== Aim of the task ==
Every record here should be printed again exactly.

== Task data ==

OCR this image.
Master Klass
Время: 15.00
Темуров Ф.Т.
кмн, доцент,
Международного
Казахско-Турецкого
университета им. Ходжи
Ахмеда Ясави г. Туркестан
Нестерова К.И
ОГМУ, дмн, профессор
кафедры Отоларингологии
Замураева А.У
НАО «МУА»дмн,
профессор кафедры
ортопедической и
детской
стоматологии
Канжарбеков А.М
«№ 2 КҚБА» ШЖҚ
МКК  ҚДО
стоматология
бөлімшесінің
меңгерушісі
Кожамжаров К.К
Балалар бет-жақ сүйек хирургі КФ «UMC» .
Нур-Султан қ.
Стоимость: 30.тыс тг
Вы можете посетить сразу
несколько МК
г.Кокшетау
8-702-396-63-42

== The result ==
OCR this image.
Master Klass
Время: 15.00
Темуров Ф.Т.
кмн, доцент,
Международного
Казахско-Турецкого
университета им. Ходжи
Ахмеда Ясави г. Туркестан
Нестерова К.И
ОГМУ, дмн, профессор
кафедры Отоларингологии
Замураева А.У
НАО «МУА»дмн,
профессор кафедры
ортопедической и
детской
стоматологии
Канжарбеков А.М
«№ 2 КҚБА» ШЖҚ
МКК  ҚДО
стоматология
бөлімшесінің
меңгерушісі
Кожамжаров К.К
Балалар бет-жақ сүйек хирургі КФ «UMC» .
Нур-Султан қ.
Стоимость: 30.тыс тг
Вы можете посетить сразу
несколько МК
г.Кокшетау
8-702-396-63-42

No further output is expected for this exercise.